[Lines of data]
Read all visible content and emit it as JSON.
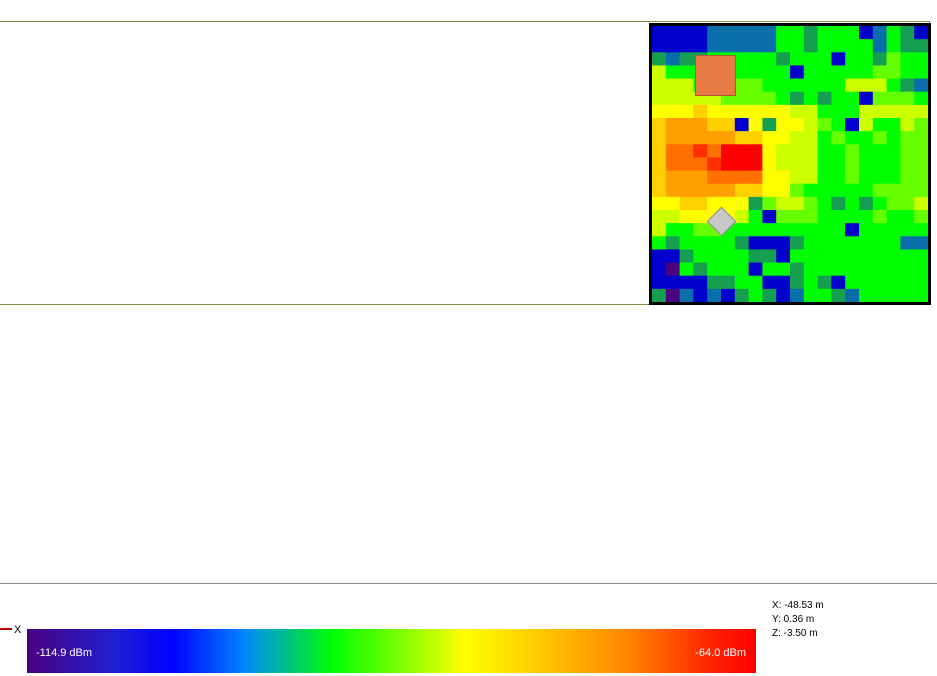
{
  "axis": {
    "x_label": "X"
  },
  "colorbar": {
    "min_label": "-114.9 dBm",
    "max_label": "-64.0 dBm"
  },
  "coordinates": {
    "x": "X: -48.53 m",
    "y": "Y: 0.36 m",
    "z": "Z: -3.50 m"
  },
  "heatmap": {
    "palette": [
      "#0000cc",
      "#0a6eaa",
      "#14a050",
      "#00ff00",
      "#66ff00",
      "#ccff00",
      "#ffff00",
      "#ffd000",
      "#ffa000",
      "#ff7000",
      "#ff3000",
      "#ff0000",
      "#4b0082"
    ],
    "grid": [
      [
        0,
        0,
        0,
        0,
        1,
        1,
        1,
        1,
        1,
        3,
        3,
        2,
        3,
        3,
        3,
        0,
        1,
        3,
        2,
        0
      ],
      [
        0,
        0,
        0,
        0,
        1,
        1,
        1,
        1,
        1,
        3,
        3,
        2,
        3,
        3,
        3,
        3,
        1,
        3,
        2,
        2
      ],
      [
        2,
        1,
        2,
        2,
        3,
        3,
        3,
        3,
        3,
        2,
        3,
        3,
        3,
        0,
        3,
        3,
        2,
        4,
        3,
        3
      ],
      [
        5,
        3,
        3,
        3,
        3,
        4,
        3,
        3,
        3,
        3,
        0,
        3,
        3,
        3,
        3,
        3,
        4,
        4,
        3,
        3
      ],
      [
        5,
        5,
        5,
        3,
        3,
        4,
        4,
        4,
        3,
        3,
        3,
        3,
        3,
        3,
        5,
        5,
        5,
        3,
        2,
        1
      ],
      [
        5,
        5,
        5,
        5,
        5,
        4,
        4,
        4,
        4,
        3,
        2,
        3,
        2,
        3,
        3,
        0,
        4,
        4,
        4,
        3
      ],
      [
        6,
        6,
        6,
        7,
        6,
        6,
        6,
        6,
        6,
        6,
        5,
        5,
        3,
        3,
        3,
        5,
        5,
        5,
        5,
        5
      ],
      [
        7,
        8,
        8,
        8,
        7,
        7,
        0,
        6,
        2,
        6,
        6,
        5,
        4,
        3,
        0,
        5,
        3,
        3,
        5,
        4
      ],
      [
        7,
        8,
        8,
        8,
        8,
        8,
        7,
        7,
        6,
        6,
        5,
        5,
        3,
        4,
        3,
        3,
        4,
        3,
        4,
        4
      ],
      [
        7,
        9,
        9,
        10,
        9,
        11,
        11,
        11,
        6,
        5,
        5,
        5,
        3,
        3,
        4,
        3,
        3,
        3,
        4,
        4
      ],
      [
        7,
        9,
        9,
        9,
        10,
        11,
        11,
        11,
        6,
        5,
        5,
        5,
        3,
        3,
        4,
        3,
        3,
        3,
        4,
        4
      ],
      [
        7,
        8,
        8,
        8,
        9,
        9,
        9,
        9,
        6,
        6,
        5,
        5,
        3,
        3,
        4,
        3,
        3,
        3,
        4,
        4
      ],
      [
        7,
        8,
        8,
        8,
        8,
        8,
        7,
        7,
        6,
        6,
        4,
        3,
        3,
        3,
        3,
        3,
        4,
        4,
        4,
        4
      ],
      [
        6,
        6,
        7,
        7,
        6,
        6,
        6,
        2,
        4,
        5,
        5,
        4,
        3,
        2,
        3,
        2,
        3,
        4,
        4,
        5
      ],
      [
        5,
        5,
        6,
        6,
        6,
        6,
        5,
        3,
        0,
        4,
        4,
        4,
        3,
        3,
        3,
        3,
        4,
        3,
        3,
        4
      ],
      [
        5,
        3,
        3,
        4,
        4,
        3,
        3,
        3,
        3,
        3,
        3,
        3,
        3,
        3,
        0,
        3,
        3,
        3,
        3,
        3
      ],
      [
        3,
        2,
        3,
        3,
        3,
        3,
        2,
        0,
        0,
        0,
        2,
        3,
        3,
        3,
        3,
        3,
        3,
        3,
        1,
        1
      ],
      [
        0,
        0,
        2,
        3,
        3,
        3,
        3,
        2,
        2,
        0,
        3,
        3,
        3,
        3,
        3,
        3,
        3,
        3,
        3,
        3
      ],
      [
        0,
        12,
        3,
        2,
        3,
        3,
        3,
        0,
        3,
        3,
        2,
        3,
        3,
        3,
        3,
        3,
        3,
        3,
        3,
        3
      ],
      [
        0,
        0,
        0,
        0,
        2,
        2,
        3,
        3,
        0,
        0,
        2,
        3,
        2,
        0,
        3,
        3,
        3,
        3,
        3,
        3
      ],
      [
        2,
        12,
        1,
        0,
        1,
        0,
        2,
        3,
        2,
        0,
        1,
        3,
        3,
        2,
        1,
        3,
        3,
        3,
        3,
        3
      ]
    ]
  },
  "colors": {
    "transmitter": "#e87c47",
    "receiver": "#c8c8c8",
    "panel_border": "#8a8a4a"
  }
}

**INSTRUCTION:**
Output the entries above exactly. Drop the pictures.

**EXERCISE RESULT:**
Read all visible content and emit it as JSON.
{
  "axis": {
    "x_label": "X"
  },
  "colorbar": {
    "min_label": "-114.9 dBm",
    "max_label": "-64.0 dBm"
  },
  "coordinates": {
    "x": "X: -48.53 m",
    "y": "Y: 0.36 m",
    "z": "Z: -3.50 m"
  },
  "heatmap": {
    "palette": [
      "#0000cc",
      "#0a6eaa",
      "#14a050",
      "#00ff00",
      "#66ff00",
      "#ccff00",
      "#ffff00",
      "#ffd000",
      "#ffa000",
      "#ff7000",
      "#ff3000",
      "#ff0000",
      "#4b0082"
    ],
    "grid": [
      [
        0,
        0,
        0,
        0,
        1,
        1,
        1,
        1,
        1,
        3,
        3,
        2,
        3,
        3,
        3,
        0,
        1,
        3,
        2,
        0
      ],
      [
        0,
        0,
        0,
        0,
        1,
        1,
        1,
        1,
        1,
        3,
        3,
        2,
        3,
        3,
        3,
        3,
        1,
        3,
        2,
        2
      ],
      [
        2,
        1,
        2,
        2,
        3,
        3,
        3,
        3,
        3,
        2,
        3,
        3,
        3,
        0,
        3,
        3,
        2,
        4,
        3,
        3
      ],
      [
        5,
        3,
        3,
        3,
        3,
        4,
        3,
        3,
        3,
        3,
        0,
        3,
        3,
        3,
        3,
        3,
        4,
        4,
        3,
        3
      ],
      [
        5,
        5,
        5,
        3,
        3,
        4,
        4,
        4,
        3,
        3,
        3,
        3,
        3,
        3,
        5,
        5,
        5,
        3,
        2,
        1
      ],
      [
        5,
        5,
        5,
        5,
        5,
        4,
        4,
        4,
        4,
        3,
        2,
        3,
        2,
        3,
        3,
        0,
        4,
        4,
        4,
        3
      ],
      [
        6,
        6,
        6,
        7,
        6,
        6,
        6,
        6,
        6,
        6,
        5,
        5,
        3,
        3,
        3,
        5,
        5,
        5,
        5,
        5
      ],
      [
        7,
        8,
        8,
        8,
        7,
        7,
        0,
        6,
        2,
        6,
        6,
        5,
        4,
        3,
        0,
        5,
        3,
        3,
        5,
        4
      ],
      [
        7,
        8,
        8,
        8,
        8,
        8,
        7,
        7,
        6,
        6,
        5,
        5,
        3,
        4,
        3,
        3,
        4,
        3,
        4,
        4
      ],
      [
        7,
        9,
        9,
        10,
        9,
        11,
        11,
        11,
        6,
        5,
        5,
        5,
        3,
        3,
        4,
        3,
        3,
        3,
        4,
        4
      ],
      [
        7,
        9,
        9,
        9,
        10,
        11,
        11,
        11,
        6,
        5,
        5,
        5,
        3,
        3,
        4,
        3,
        3,
        3,
        4,
        4
      ],
      [
        7,
        8,
        8,
        8,
        9,
        9,
        9,
        9,
        6,
        6,
        5,
        5,
        3,
        3,
        4,
        3,
        3,
        3,
        4,
        4
      ],
      [
        7,
        8,
        8,
        8,
        8,
        8,
        7,
        7,
        6,
        6,
        4,
        3,
        3,
        3,
        3,
        3,
        4,
        4,
        4,
        4
      ],
      [
        6,
        6,
        7,
        7,
        6,
        6,
        6,
        2,
        4,
        5,
        5,
        4,
        3,
        2,
        3,
        2,
        3,
        4,
        4,
        5
      ],
      [
        5,
        5,
        6,
        6,
        6,
        6,
        5,
        3,
        0,
        4,
        4,
        4,
        3,
        3,
        3,
        3,
        4,
        3,
        3,
        4
      ],
      [
        5,
        3,
        3,
        4,
        4,
        3,
        3,
        3,
        3,
        3,
        3,
        3,
        3,
        3,
        0,
        3,
        3,
        3,
        3,
        3
      ],
      [
        3,
        2,
        3,
        3,
        3,
        3,
        2,
        0,
        0,
        0,
        2,
        3,
        3,
        3,
        3,
        3,
        3,
        3,
        1,
        1
      ],
      [
        0,
        0,
        2,
        3,
        3,
        3,
        3,
        2,
        2,
        0,
        3,
        3,
        3,
        3,
        3,
        3,
        3,
        3,
        3,
        3
      ],
      [
        0,
        12,
        3,
        2,
        3,
        3,
        3,
        0,
        3,
        3,
        2,
        3,
        3,
        3,
        3,
        3,
        3,
        3,
        3,
        3
      ],
      [
        0,
        0,
        0,
        0,
        2,
        2,
        3,
        3,
        0,
        0,
        2,
        3,
        2,
        0,
        3,
        3,
        3,
        3,
        3,
        3
      ],
      [
        2,
        12,
        1,
        0,
        1,
        0,
        2,
        3,
        2,
        0,
        1,
        3,
        3,
        2,
        1,
        3,
        3,
        3,
        3,
        3
      ]
    ]
  },
  "colors": {
    "transmitter": "#e87c47",
    "receiver": "#c8c8c8",
    "panel_border": "#8a8a4a"
  }
}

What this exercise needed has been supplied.